-- What you will do --
Without the pictures, set down every line of the data exactly.

-- Lines of data --
════
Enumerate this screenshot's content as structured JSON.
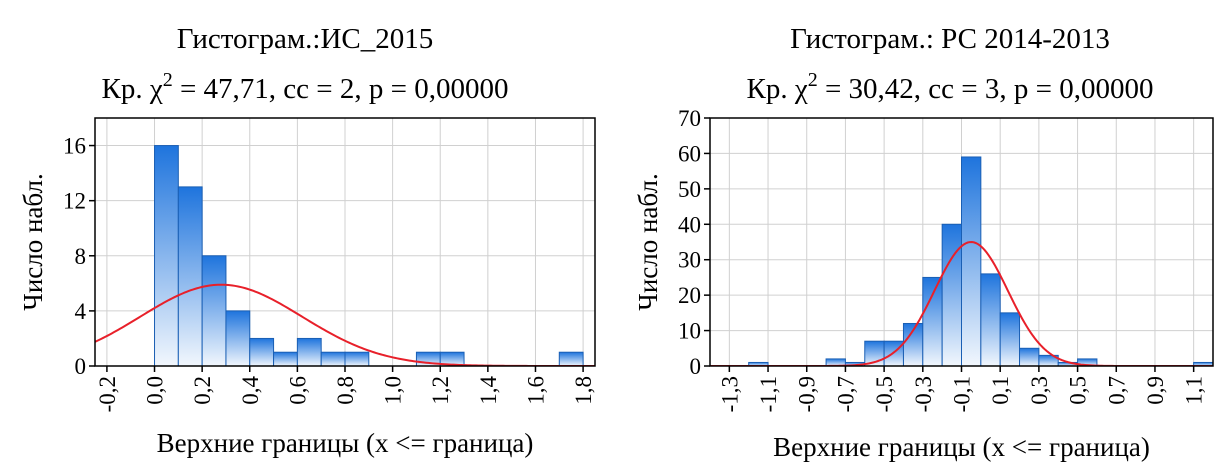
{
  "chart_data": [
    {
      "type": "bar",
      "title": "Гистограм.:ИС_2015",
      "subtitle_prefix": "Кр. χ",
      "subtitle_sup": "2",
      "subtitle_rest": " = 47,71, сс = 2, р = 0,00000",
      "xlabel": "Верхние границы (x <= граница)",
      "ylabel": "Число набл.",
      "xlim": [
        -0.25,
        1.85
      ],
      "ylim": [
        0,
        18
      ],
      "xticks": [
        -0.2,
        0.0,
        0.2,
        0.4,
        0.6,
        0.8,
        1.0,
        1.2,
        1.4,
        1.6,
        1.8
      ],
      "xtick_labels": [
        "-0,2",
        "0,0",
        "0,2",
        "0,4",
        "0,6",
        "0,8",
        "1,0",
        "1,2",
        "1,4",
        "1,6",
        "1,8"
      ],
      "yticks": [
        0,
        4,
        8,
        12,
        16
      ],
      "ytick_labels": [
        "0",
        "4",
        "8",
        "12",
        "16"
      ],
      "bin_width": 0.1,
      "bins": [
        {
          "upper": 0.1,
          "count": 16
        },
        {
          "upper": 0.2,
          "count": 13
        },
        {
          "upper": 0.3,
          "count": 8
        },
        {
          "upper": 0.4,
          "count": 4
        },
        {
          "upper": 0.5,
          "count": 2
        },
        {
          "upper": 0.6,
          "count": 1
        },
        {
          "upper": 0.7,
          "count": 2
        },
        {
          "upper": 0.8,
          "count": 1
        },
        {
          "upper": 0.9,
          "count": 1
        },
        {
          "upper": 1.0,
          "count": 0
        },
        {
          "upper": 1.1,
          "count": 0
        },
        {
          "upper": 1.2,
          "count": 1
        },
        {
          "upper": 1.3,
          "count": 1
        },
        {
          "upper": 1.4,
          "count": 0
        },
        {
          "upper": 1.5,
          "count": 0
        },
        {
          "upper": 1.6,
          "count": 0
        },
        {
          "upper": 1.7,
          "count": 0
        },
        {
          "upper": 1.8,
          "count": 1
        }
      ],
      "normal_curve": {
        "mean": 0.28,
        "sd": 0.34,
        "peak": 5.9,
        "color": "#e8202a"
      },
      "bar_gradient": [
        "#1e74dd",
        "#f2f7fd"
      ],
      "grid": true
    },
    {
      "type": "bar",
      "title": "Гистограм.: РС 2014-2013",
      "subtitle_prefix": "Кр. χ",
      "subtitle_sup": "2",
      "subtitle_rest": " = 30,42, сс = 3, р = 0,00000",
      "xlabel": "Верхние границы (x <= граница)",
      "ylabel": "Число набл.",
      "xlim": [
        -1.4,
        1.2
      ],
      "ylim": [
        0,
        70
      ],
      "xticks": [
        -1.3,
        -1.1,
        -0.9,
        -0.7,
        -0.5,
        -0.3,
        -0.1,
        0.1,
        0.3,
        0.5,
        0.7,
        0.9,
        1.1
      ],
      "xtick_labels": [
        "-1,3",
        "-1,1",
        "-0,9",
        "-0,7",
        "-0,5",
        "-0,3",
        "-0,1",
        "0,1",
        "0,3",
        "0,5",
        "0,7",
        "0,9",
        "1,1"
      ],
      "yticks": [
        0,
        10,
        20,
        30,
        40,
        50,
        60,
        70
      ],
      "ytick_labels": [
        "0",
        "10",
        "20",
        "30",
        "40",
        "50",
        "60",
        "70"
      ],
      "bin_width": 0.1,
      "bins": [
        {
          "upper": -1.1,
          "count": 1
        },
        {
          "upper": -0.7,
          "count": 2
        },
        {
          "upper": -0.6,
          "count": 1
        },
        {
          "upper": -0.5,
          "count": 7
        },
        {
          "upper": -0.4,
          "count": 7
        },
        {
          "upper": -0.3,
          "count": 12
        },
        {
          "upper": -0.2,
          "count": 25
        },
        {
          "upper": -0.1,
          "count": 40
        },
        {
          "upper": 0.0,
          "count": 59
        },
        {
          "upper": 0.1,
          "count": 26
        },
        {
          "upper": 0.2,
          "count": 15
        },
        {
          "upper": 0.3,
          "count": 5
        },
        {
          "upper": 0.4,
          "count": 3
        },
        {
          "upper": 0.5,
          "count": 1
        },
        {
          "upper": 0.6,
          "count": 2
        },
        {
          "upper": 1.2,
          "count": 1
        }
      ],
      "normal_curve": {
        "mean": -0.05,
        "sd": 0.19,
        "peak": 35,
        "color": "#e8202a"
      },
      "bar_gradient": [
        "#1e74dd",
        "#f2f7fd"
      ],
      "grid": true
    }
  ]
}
════
-- Answer to the problem --
Enumerate this screenshot's content as structured JSON.
{
  "chart_data": [
    {
      "type": "bar",
      "title": "Гистограм.:ИС_2015",
      "subtitle_prefix": "Кр. χ",
      "subtitle_sup": "2",
      "subtitle_rest": " = 47,71, сс = 2, р = 0,00000",
      "xlabel": "Верхние границы (x <= граница)",
      "ylabel": "Число набл.",
      "xlim": [
        -0.25,
        1.85
      ],
      "ylim": [
        0,
        18
      ],
      "xticks": [
        -0.2,
        0.0,
        0.2,
        0.4,
        0.6,
        0.8,
        1.0,
        1.2,
        1.4,
        1.6,
        1.8
      ],
      "xtick_labels": [
        "-0,2",
        "0,0",
        "0,2",
        "0,4",
        "0,6",
        "0,8",
        "1,0",
        "1,2",
        "1,4",
        "1,6",
        "1,8"
      ],
      "yticks": [
        0,
        4,
        8,
        12,
        16
      ],
      "ytick_labels": [
        "0",
        "4",
        "8",
        "12",
        "16"
      ],
      "bin_width": 0.1,
      "bins": [
        {
          "upper": 0.1,
          "count": 16
        },
        {
          "upper": 0.2,
          "count": 13
        },
        {
          "upper": 0.3,
          "count": 8
        },
        {
          "upper": 0.4,
          "count": 4
        },
        {
          "upper": 0.5,
          "count": 2
        },
        {
          "upper": 0.6,
          "count": 1
        },
        {
          "upper": 0.7,
          "count": 2
        },
        {
          "upper": 0.8,
          "count": 1
        },
        {
          "upper": 0.9,
          "count": 1
        },
        {
          "upper": 1.0,
          "count": 0
        },
        {
          "upper": 1.1,
          "count": 0
        },
        {
          "upper": 1.2,
          "count": 1
        },
        {
          "upper": 1.3,
          "count": 1
        },
        {
          "upper": 1.4,
          "count": 0
        },
        {
          "upper": 1.5,
          "count": 0
        },
        {
          "upper": 1.6,
          "count": 0
        },
        {
          "upper": 1.7,
          "count": 0
        },
        {
          "upper": 1.8,
          "count": 1
        }
      ],
      "normal_curve": {
        "mean": 0.28,
        "sd": 0.34,
        "peak": 5.9,
        "color": "#e8202a"
      },
      "bar_gradient": [
        "#1e74dd",
        "#f2f7fd"
      ],
      "grid": true
    },
    {
      "type": "bar",
      "title": "Гистограм.: РС 2014-2013",
      "subtitle_prefix": "Кр. χ",
      "subtitle_sup": "2",
      "subtitle_rest": " = 30,42, сс = 3, р = 0,00000",
      "xlabel": "Верхние границы (x <= граница)",
      "ylabel": "Число набл.",
      "xlim": [
        -1.4,
        1.2
      ],
      "ylim": [
        0,
        70
      ],
      "xticks": [
        -1.3,
        -1.1,
        -0.9,
        -0.7,
        -0.5,
        -0.3,
        -0.1,
        0.1,
        0.3,
        0.5,
        0.7,
        0.9,
        1.1
      ],
      "xtick_labels": [
        "-1,3",
        "-1,1",
        "-0,9",
        "-0,7",
        "-0,5",
        "-0,3",
        "-0,1",
        "0,1",
        "0,3",
        "0,5",
        "0,7",
        "0,9",
        "1,1"
      ],
      "yticks": [
        0,
        10,
        20,
        30,
        40,
        50,
        60,
        70
      ],
      "ytick_labels": [
        "0",
        "10",
        "20",
        "30",
        "40",
        "50",
        "60",
        "70"
      ],
      "bin_width": 0.1,
      "bins": [
        {
          "upper": -1.1,
          "count": 1
        },
        {
          "upper": -0.7,
          "count": 2
        },
        {
          "upper": -0.6,
          "count": 1
        },
        {
          "upper": -0.5,
          "count": 7
        },
        {
          "upper": -0.4,
          "count": 7
        },
        {
          "upper": -0.3,
          "count": 12
        },
        {
          "upper": -0.2,
          "count": 25
        },
        {
          "upper": -0.1,
          "count": 40
        },
        {
          "upper": 0.0,
          "count": 59
        },
        {
          "upper": 0.1,
          "count": 26
        },
        {
          "upper": 0.2,
          "count": 15
        },
        {
          "upper": 0.3,
          "count": 5
        },
        {
          "upper": 0.4,
          "count": 3
        },
        {
          "upper": 0.5,
          "count": 1
        },
        {
          "upper": 0.6,
          "count": 2
        },
        {
          "upper": 1.2,
          "count": 1
        }
      ],
      "normal_curve": {
        "mean": -0.05,
        "sd": 0.19,
        "peak": 35,
        "color": "#e8202a"
      },
      "bar_gradient": [
        "#1e74dd",
        "#f2f7fd"
      ],
      "grid": true
    }
  ]
}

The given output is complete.